----- EXTRACTED ENTRIES

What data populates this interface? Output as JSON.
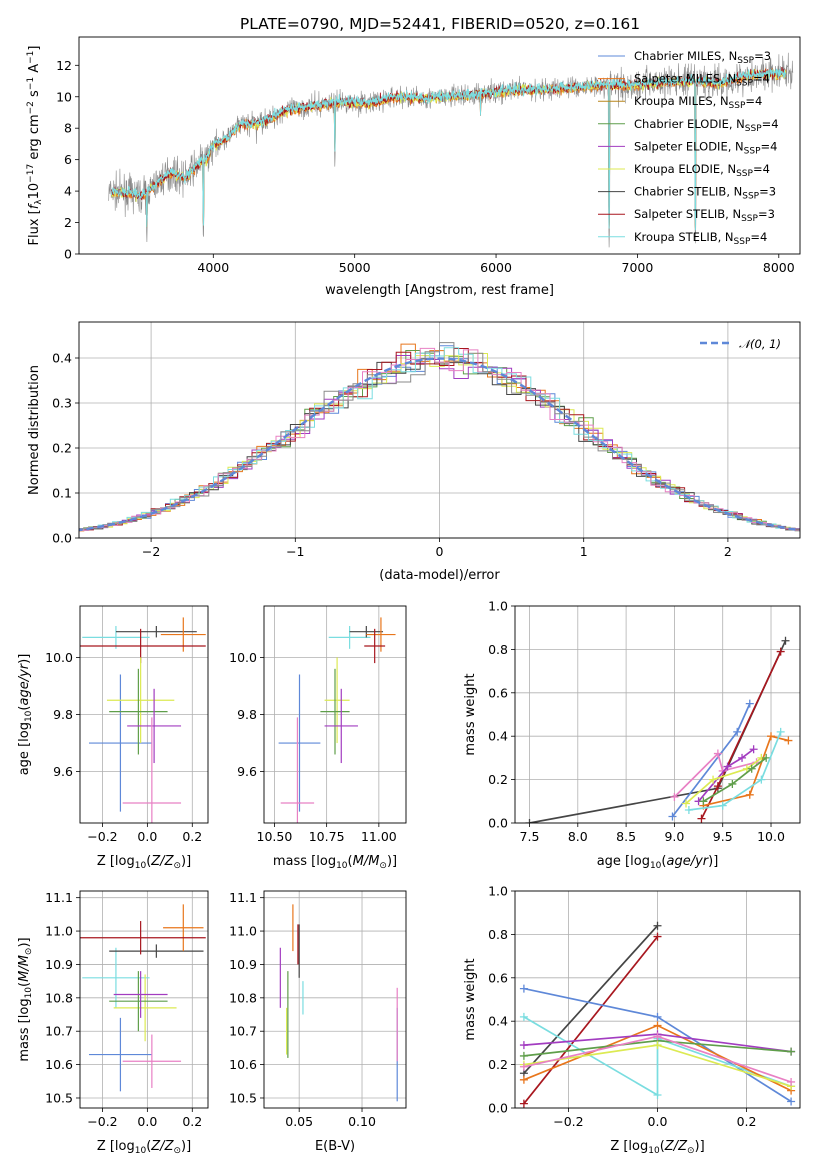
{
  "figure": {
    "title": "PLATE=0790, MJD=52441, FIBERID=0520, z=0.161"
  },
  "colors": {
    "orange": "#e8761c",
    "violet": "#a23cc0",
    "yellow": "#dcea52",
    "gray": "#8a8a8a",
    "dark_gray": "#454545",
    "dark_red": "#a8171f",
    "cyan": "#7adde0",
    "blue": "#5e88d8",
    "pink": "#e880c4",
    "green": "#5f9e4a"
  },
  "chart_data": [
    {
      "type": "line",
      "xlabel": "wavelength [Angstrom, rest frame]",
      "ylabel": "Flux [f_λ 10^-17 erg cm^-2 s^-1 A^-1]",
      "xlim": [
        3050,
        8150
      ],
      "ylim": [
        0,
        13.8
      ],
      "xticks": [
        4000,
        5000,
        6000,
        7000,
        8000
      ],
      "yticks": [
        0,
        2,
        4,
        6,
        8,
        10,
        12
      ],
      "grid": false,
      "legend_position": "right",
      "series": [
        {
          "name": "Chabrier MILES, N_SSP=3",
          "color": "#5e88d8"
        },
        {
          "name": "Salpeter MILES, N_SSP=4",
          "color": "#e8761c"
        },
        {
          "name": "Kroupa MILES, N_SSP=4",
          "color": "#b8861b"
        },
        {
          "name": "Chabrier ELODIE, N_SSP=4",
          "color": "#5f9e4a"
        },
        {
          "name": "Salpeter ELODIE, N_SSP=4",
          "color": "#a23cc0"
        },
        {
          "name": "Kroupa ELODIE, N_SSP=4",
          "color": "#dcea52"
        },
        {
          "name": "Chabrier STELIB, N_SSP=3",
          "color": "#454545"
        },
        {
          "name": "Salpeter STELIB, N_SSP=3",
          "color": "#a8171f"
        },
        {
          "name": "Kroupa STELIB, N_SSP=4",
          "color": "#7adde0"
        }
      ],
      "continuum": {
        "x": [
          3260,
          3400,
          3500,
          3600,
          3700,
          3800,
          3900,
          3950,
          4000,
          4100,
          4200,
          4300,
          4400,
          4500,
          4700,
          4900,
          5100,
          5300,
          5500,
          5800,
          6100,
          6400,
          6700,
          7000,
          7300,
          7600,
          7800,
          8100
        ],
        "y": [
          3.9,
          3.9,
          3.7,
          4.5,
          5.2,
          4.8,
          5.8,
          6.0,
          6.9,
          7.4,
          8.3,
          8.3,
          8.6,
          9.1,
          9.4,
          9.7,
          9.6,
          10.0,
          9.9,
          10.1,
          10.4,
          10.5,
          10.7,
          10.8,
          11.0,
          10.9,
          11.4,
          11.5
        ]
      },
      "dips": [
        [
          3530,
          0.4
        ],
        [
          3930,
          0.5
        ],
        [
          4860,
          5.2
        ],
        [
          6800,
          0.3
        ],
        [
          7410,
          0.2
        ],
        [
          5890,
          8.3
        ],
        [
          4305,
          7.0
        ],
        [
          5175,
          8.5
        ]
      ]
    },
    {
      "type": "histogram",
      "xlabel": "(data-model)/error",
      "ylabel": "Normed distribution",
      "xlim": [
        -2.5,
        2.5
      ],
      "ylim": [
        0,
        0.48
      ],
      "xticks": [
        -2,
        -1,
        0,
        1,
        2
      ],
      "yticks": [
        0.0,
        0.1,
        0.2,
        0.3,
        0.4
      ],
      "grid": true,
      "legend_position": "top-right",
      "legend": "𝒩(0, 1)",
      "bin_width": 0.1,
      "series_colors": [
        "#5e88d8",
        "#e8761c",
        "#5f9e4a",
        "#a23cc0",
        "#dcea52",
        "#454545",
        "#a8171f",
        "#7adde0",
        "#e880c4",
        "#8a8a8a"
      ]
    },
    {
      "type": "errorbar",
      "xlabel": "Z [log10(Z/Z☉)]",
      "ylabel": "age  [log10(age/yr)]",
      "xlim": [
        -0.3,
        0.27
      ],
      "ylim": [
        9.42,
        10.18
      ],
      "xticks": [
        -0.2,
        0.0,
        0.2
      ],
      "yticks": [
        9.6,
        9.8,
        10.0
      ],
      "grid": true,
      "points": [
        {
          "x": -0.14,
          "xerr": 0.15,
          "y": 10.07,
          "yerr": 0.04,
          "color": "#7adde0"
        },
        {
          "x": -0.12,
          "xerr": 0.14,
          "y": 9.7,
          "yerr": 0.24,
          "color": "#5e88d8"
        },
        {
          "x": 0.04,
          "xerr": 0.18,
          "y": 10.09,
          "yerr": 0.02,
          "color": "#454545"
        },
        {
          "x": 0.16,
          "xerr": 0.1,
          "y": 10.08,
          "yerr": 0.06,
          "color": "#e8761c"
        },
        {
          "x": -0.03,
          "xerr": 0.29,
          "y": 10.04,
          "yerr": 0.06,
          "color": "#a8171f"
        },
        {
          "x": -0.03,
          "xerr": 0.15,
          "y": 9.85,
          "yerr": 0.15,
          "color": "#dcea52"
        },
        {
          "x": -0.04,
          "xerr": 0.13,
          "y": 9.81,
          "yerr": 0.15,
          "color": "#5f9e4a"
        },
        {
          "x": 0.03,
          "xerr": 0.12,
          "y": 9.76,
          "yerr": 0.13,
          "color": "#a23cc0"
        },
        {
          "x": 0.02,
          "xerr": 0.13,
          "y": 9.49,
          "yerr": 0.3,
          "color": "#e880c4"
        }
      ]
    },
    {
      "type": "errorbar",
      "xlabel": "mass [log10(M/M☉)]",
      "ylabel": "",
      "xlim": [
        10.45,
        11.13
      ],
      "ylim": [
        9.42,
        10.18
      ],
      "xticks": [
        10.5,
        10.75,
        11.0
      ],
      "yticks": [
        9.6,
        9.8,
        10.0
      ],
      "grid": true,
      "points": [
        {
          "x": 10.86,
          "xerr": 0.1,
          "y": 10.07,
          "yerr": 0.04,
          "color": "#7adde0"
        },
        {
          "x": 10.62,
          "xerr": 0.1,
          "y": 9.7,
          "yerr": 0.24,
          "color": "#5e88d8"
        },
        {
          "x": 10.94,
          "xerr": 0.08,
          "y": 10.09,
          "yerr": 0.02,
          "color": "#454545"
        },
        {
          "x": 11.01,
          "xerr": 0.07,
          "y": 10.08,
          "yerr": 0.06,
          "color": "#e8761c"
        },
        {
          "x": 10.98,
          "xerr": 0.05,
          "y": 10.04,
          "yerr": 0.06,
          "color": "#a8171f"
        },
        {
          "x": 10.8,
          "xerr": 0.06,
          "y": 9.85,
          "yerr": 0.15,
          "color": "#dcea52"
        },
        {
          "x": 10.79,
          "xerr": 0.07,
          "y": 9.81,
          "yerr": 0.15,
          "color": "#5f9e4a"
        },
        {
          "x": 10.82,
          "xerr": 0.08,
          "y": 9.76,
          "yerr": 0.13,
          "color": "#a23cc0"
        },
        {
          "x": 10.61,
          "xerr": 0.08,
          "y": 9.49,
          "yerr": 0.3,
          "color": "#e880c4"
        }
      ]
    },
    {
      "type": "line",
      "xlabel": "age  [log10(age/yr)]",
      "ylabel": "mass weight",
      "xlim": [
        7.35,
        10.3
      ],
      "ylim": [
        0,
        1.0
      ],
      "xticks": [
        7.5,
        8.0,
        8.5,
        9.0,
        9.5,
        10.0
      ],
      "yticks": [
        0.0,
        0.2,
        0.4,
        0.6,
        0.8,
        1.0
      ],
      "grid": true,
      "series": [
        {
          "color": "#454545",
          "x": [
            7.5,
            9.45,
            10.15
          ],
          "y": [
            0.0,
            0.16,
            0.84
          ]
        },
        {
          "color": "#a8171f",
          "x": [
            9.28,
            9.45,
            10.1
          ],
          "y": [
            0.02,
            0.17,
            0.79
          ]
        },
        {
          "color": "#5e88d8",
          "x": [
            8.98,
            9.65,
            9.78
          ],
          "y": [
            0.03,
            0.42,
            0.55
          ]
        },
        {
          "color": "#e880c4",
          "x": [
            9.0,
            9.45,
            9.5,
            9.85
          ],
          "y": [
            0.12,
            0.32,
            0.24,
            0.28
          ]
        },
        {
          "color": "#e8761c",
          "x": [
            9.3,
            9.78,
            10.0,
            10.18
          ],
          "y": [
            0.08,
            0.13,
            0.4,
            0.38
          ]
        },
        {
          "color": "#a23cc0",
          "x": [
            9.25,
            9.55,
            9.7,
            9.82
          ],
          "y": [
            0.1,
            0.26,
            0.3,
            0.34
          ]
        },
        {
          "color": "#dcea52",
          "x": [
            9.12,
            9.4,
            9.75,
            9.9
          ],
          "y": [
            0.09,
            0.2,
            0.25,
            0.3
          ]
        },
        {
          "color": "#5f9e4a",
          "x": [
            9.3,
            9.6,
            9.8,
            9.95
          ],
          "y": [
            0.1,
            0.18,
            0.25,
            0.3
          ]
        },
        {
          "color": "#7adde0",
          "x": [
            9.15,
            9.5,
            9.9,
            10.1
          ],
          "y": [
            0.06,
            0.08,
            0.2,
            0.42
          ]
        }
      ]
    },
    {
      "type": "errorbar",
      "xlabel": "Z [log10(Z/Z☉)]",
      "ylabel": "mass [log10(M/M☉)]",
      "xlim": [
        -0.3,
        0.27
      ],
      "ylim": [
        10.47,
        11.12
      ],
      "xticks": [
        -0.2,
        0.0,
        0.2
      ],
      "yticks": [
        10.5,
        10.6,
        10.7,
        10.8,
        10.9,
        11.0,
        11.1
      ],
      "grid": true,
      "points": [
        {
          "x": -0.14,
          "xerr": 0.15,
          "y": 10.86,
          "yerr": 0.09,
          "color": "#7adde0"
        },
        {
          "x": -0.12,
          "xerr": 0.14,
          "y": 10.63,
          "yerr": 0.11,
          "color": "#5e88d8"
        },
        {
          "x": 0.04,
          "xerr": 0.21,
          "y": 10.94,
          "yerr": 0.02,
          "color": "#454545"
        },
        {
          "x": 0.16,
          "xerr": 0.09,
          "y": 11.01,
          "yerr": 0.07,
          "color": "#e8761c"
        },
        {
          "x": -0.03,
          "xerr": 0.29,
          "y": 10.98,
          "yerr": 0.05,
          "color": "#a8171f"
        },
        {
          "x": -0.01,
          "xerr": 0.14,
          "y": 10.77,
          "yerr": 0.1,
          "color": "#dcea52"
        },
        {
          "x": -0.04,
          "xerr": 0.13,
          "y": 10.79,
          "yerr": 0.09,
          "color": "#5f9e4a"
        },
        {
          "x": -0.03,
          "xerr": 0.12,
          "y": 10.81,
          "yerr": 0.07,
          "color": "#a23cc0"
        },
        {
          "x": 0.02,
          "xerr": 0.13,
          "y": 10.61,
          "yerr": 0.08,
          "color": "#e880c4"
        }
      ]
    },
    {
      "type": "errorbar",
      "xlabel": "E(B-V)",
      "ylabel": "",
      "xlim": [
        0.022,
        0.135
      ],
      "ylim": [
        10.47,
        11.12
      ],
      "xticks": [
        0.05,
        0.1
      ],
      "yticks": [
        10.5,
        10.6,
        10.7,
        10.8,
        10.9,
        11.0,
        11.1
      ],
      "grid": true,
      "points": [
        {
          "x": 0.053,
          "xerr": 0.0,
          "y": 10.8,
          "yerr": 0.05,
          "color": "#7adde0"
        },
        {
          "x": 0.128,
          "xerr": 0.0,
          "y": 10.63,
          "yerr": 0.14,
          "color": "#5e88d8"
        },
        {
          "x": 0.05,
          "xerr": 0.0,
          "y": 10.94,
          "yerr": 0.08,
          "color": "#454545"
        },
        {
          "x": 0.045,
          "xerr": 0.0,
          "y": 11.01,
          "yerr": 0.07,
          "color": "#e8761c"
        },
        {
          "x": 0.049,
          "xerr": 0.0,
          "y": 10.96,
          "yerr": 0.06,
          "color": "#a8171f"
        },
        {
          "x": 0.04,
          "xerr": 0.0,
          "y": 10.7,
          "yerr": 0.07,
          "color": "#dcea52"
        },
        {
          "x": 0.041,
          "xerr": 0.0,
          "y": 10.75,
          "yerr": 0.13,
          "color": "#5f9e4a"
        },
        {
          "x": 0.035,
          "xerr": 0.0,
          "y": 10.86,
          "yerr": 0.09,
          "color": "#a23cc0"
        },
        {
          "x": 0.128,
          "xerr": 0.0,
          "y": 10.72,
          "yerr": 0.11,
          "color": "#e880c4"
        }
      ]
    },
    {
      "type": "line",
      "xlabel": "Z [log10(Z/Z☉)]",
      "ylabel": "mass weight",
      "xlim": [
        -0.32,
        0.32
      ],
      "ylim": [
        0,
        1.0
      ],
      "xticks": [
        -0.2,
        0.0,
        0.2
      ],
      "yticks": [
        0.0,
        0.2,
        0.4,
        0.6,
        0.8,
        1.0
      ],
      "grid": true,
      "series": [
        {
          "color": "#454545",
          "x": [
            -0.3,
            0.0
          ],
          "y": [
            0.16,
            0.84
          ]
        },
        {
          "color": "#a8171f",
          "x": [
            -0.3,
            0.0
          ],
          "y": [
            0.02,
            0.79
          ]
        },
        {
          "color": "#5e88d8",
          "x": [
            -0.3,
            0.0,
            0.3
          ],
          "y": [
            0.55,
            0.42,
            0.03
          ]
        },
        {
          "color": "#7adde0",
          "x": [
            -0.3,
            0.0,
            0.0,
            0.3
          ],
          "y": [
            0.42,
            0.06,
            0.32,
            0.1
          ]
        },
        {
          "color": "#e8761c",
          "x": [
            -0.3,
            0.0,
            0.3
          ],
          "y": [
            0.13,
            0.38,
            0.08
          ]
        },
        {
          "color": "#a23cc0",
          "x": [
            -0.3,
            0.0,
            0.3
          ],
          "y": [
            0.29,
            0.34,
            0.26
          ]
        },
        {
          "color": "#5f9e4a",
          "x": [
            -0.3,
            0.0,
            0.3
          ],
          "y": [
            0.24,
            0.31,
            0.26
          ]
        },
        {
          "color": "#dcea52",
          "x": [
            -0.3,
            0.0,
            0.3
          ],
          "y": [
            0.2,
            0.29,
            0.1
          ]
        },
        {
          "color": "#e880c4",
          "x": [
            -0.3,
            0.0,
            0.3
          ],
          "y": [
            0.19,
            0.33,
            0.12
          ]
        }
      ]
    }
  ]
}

----------

> **WORK REQUIRED**
Search the data for the string "name" and copy each line where it appears.

> **FINISHED EXERCISE**
          "name": "Chabrier MILES, N_SSP=3",
          "name": "Salpeter MILES, N_SSP=4",
          "name": "Kroupa MILES, N_SSP=4",
          "name": "Chabrier ELODIE, N_SSP=4",
          "name": "Salpeter ELODIE, N_SSP=4",
          "name": "Kroupa ELODIE, N_SSP=4",
          "name": "Chabrier STELIB, N_SSP=3",
          "name": "Salpeter STELIB, N_SSP=3",
          "name": "Kroupa STELIB, N_SSP=4",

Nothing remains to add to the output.